--- Records supplied ---

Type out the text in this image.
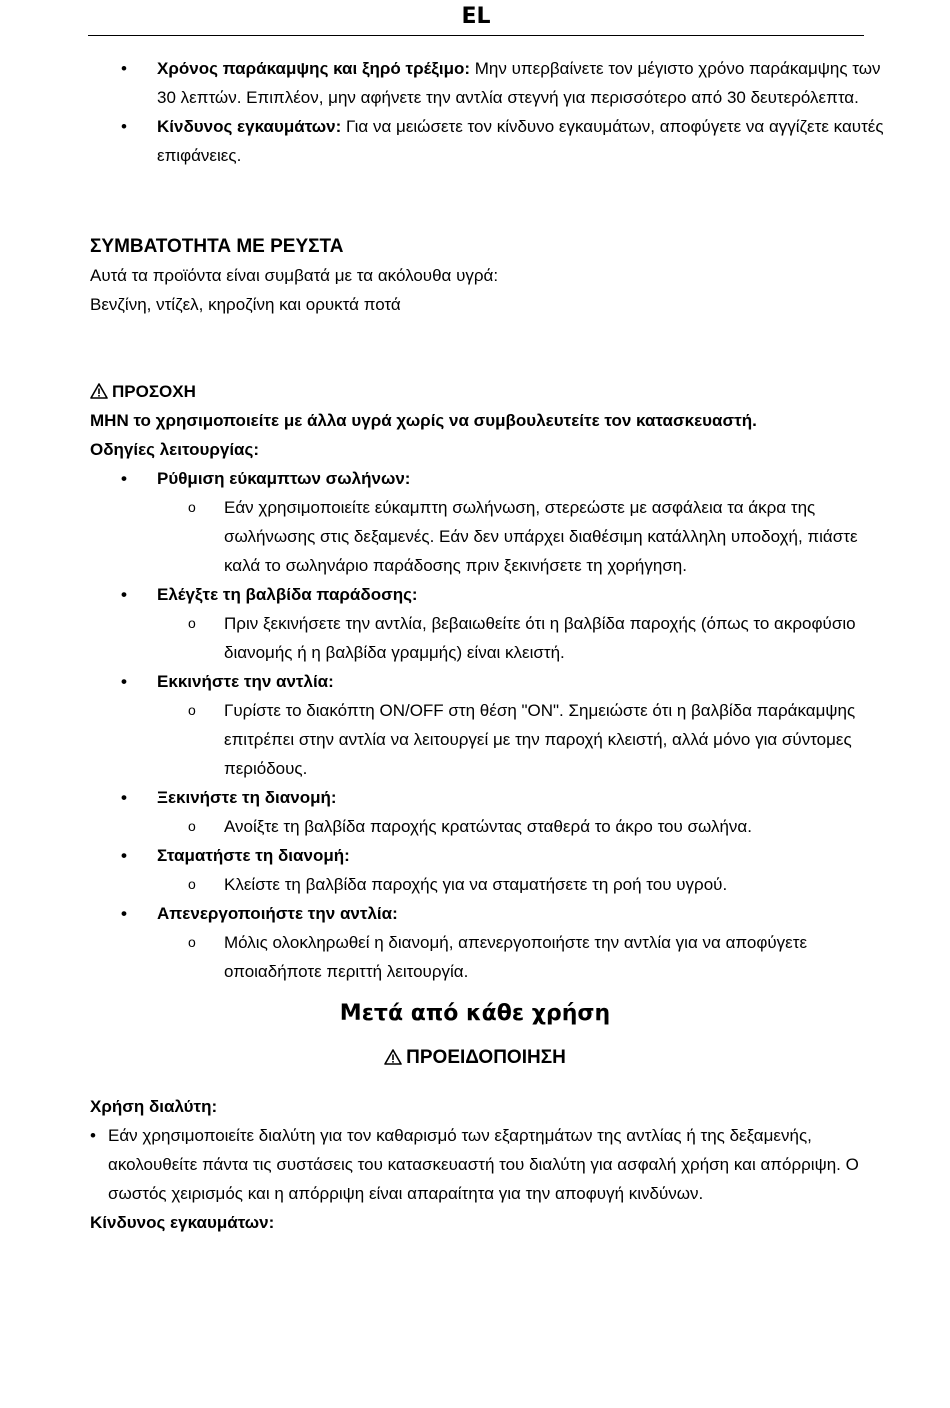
EL
• Χρόνος παράκαμψης και ξηρό τρέξιμο: Μην υπερβαίνετε τον μέγιστο χρόνο παράκαμψης των 30 λεπτών. Επιπλέον, μην αφήνετε την αντλία στεγνή για περισσότερο από 30 δευτερόλεπτα.
• Κίνδυνος εγκαυμάτων: Για να μειώσετε τον κίνδυνο εγκαυμάτων, αποφύγετε να αγγίζετε καυτές επιφάνειες.
ΣΥΜΒΑΤΟΤΗΤΑ ΜΕ ΡΕΥΣΤΑ
Αυτά τα προϊόντα είναι συμβατά με τα ακόλουθα υγρά:
Βενζίνη, ντίζελ, κηροζίνη και ορυκτά ποτά
ΠΡΟΣΟΧΗ
ΜΗΝ το χρησιμοποιείτε με άλλα υγρά χωρίς να συμβουλευτείτε τον κατασκευαστή.
Οδηγίες λειτουργίας:
• Ρύθμιση εύκαμπτων σωλήνων:
o Εάν χρησιμοποιείτε εύκαμπτη σωλήνωση, στερεώστε με ασφάλεια τα άκρα της σωλήνωσης στις δεξαμενές. Εάν δεν υπάρχει διαθέσιμη κατάλληλη υποδοχή, πιάστε καλά το σωληνάριο παράδοσης πριν ξεκινήσετε τη χορήγηση.
• Ελέγξτε τη βαλβίδα παράδοσης:
o Πριν ξεκινήσετε την αντλία, βεβαιωθείτε ότι η βαλβίδα παροχής (όπως το ακροφύσιο διανομής ή η βαλβίδα γραμμής) είναι κλειστή.
• Εκκινήστε την αντλία:
o Γυρίστε το διακόπτη ON/OFF στη θέση "ON". Σημειώστε ότι η βαλβίδα παράκαμψης επιτρέπει στην αντλία να λειτουργεί με την παροχή κλειστή, αλλά μόνο για σύντομες περιόδους.
• Ξεκινήστε τη διανομή:
o Ανοίξτε τη βαλβίδα παροχής κρατώντας σταθερά το άκρο του σωλήνα.
• Σταματήστε τη διανομή:
o Κλείστε τη βαλβίδα παροχής για να σταματήσετε τη ροή του υγρού.
• Απενεργοποιήστε την αντλία:
o Μόλις ολοκληρωθεί η διανομή, απενεργοποιήστε την αντλία για να αποφύγετε οποιαδήποτε περιττή λειτουργία.
Μετά από κάθε χρήση
ΠΡΟΕΙΔΟΠΟΙΗΣΗ
Χρήση διαλύτη:
• Εάν χρησιμοποιείτε διαλύτη για τον καθαρισμό των εξαρτημάτων της αντλίας ή της δεξαμενής, ακολουθείτε πάντα τις συστάσεις του κατασκευαστή του διαλύτη για ασφαλή χρήση και απόρριψη. Ο σωστός χειρισμός και η απόρριψη είναι απαραίτητα για την αποφυγή κινδύνων.
Κίνδυνος εγκαυμάτων:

--- Exercise description ---
Write the full listing out again with every line unchanged, but include no pictures.

--- Answer to the task ---
Type out the text in this image.
EL
• Χρόνος παράκαμψης και ξηρό τρέξιμο: Μην υπερβαίνετε τον μέγιστο χρόνο παράκαμψης των 30 λεπτών. Επιπλέον, μην αφήνετε την αντλία στεγνή για περισσότερο από 30 δευτερόλεπτα.
• Κίνδυνος εγκαυμάτων: Για να μειώσετε τον κίνδυνο εγκαυμάτων, αποφύγετε να αγγίζετε καυτές επιφάνειες.
ΣΥΜΒΑΤΟΤΗΤΑ ΜΕ ΡΕΥΣΤΑ
Αυτά τα προϊόντα είναι συμβατά με τα ακόλουθα υγρά:
Βενζίνη, ντίζελ, κηροζίνη και ορυκτά ποτά
ΠΡΟΣΟΧΗ
ΜΗΝ το χρησιμοποιείτε με άλλα υγρά χωρίς να συμβουλευτείτε τον κατασκευαστή.
Οδηγίες λειτουργίας:
• Ρύθμιση εύκαμπτων σωλήνων:
o Εάν χρησιμοποιείτε εύκαμπτη σωλήνωση, στερεώστε με ασφάλεια τα άκρα της σωλήνωσης στις δεξαμενές. Εάν δεν υπάρχει διαθέσιμη κατάλληλη υποδοχή, πιάστε καλά το σωληνάριο παράδοσης πριν ξεκινήσετε τη χορήγηση.
• Ελέγξτε τη βαλβίδα παράδοσης:
o Πριν ξεκινήσετε την αντλία, βεβαιωθείτε ότι η βαλβίδα παροχής (όπως το ακροφύσιο διανομής ή η βαλβίδα γραμμής) είναι κλειστή.
• Εκκινήστε την αντλία:
o Γυρίστε το διακόπτη ON/OFF στη θέση "ON". Σημειώστε ότι η βαλβίδα παράκαμψης επιτρέπει στην αντλία να λειτουργεί με την παροχή κλειστή, αλλά μόνο για σύντομες περιόδους.
• Ξεκινήστε τη διανομή:
o Ανοίξτε τη βαλβίδα παροχής κρατώντας σταθερά το άκρο του σωλήνα.
• Σταματήστε τη διανομή:
o Κλείστε τη βαλβίδα παροχής για να σταματήσετε τη ροή του υγρού.
• Απενεργοποιήστε την αντλία:
o Μόλις ολοκληρωθεί η διανομή, απενεργοποιήστε την αντλία για να αποφύγετε οποιαδήποτε περιττή λειτουργία.
Μετά από κάθε χρήση
ΠΡΟΕΙΔΟΠΟΙΗΣΗ
Χρήση διαλύτη:
• Εάν χρησιμοποιείτε διαλύτη για τον καθαρισμό των εξαρτημάτων της αντλίας ή της δεξαμενής, ακολουθείτε πάντα τις συστάσεις του κατασκευαστή του διαλύτη για ασφαλή χρήση και απόρριψη. Ο σωστός χειρισμός και η απόρριψη είναι απαραίτητα για την αποφυγή κινδύνων.
Κίνδυνος εγκαυμάτων:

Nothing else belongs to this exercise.